Request: Gather the lines that hold the string "generation".

[Data entries]
+ + + +

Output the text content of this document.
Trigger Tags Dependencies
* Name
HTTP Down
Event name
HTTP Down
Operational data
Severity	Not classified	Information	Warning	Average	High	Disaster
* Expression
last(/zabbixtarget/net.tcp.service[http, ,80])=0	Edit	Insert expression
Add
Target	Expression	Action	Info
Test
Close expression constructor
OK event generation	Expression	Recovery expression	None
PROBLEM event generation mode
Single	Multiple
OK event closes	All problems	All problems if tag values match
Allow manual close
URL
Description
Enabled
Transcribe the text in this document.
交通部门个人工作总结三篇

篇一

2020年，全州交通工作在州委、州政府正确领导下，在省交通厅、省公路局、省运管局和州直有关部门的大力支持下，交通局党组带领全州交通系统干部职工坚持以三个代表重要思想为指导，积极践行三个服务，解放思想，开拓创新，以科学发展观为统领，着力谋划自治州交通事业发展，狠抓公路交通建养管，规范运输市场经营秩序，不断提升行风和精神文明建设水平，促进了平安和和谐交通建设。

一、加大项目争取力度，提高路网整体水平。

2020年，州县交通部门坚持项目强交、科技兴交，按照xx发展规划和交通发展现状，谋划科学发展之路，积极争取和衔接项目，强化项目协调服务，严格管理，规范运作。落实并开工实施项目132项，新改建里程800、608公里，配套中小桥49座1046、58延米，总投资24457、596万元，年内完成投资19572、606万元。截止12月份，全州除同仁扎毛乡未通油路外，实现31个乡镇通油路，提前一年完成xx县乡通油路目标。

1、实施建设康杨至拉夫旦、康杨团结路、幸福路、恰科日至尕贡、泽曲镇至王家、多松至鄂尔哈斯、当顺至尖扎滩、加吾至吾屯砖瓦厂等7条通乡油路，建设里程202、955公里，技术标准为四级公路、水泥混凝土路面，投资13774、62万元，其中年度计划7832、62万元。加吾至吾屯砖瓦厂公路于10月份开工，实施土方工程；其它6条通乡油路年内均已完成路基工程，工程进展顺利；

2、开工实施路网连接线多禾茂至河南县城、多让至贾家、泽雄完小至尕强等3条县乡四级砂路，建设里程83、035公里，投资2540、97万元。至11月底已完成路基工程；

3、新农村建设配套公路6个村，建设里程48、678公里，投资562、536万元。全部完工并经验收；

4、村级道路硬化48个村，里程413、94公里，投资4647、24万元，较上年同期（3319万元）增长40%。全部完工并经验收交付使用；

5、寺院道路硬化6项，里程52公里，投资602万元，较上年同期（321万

+ + + +

Result of the task:
OK event generation	Expression	Recovery expression	None
PROBLEM event generation mode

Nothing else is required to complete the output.